> [Written task] Return the records, each one exactly as written.

BEGIN Material

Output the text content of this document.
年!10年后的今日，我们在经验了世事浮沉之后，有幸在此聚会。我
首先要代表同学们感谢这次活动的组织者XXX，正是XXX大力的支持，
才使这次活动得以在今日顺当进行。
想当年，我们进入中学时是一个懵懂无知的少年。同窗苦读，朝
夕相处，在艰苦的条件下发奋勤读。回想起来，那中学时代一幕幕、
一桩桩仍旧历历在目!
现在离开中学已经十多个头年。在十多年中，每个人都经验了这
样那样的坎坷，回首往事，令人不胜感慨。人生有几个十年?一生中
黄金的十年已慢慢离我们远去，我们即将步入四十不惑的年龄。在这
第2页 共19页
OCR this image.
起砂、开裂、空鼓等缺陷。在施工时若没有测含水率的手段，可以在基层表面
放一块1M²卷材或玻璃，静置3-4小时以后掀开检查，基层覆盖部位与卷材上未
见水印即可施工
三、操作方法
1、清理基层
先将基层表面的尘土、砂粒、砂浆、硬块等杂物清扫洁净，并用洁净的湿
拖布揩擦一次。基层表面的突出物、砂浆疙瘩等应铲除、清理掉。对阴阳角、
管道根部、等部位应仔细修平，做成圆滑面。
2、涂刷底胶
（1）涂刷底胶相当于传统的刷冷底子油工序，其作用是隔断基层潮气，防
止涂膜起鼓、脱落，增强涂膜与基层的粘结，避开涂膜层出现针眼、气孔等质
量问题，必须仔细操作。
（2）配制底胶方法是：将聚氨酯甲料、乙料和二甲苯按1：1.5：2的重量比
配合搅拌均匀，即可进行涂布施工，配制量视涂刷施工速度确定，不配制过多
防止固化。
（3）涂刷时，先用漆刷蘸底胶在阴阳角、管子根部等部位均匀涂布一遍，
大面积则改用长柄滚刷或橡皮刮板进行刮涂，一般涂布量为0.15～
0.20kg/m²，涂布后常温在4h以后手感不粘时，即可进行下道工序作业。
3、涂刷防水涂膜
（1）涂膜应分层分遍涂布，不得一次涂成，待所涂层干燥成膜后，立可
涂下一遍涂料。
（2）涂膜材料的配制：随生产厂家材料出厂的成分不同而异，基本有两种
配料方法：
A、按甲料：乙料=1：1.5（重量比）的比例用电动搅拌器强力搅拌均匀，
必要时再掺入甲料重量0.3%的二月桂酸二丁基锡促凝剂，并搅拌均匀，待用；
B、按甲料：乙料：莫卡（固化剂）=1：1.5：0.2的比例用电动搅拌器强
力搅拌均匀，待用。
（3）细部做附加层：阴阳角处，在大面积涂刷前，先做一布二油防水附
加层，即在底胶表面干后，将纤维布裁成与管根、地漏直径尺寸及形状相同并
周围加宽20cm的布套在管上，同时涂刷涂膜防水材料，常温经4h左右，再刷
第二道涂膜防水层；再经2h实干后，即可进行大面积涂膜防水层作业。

END Material

> [Exercise result]
Output the text content of this document.
年!10年后的今日，我们在经验了世事浮沉之后，有幸在此聚会。我
首先要代表同学们感谢这次活动的组织者XXX，正是XXX大力的支持，
才使这次活动得以在今日顺当进行。
想当年，我们进入中学时是一个懵懂无知的少年。同窗苦读，朝
夕相处，在艰苦的条件下发奋勤读。回想起来，那中学时代一幕幕、
一桩桩仍旧历历在目!
现在离开中学已经十多个头年。在十多年中，每个人都经验了这
样那样的坎坷，回首往事，令人不胜感慨。人生有几个十年?一生中
黄金的十年已慢慢离我们远去，我们即将步入四十不惑的年龄。在这
第2页 共19页
OCR this image.
起砂、开裂、空鼓等缺陷。在施工时若没有测含水率的手段，可以在基层表面
放一块1M²卷材或玻璃，静置3-4小时以后掀开检查，基层覆盖部位与卷材上未
见水印即可施工
三、操作方法
1、清理基层
先将基层表面的尘土、砂粒、砂浆、硬块等杂物清扫洁净，并用洁净的湿
拖布揩擦一次。基层表面的突出物、砂浆疙瘩等应铲除、清理掉。对阴阳角、
管道根部、等部位应仔细修平，做成圆滑面。
2、涂刷底胶
（1）涂刷底胶相当于传统的刷冷底子油工序，其作用是隔断基层潮气，防
止涂膜起鼓、脱落，增强涂膜与基层的粘结，避开涂膜层出现针眼、气孔等质
量问题，必须仔细操作。
（2）配制底胶方法是：将聚氨酯甲料、乙料和二甲苯按1：1.5：2的重量比
配合搅拌均匀，即可进行涂布施工，配制量视涂刷施工速度确定，不配制过多
防止固化。
（3）涂刷时，先用漆刷蘸底胶在阴阳角、管子根部等部位均匀涂布一遍，
大面积则改用长柄滚刷或橡皮刮板进行刮涂，一般涂布量为0.15～
0.20kg/m²，涂布后常温在4h以后手感不粘时，即可进行下道工序作业。
3、涂刷防水涂膜
（1）涂膜应分层分遍涂布，不得一次涂成，待所涂层干燥成膜后，立可
涂下一遍涂料。
（2）涂膜材料的配制：随生产厂家材料出厂的成分不同而异，基本有两种
配料方法：
A、按甲料：乙料=1：1.5（重量比）的比例用电动搅拌器强力搅拌均匀，
必要时再掺入甲料重量0.3%的二月桂酸二丁基锡促凝剂，并搅拌均匀，待用；
B、按甲料：乙料：莫卡（固化剂）=1：1.5：0.2的比例用电动搅拌器强
力搅拌均匀，待用。
（3）细部做附加层：阴阳角处，在大面积涂刷前，先做一布二油防水附
加层，即在底胶表面干后，将纤维布裁成与管根、地漏直径尺寸及形状相同并
周围加宽20cm的布套在管上，同时涂刷涂膜防水材料，常温经4h左右，再刷
第二道涂膜防水层；再经2h实干后，即可进行大面积涂膜防水层作业。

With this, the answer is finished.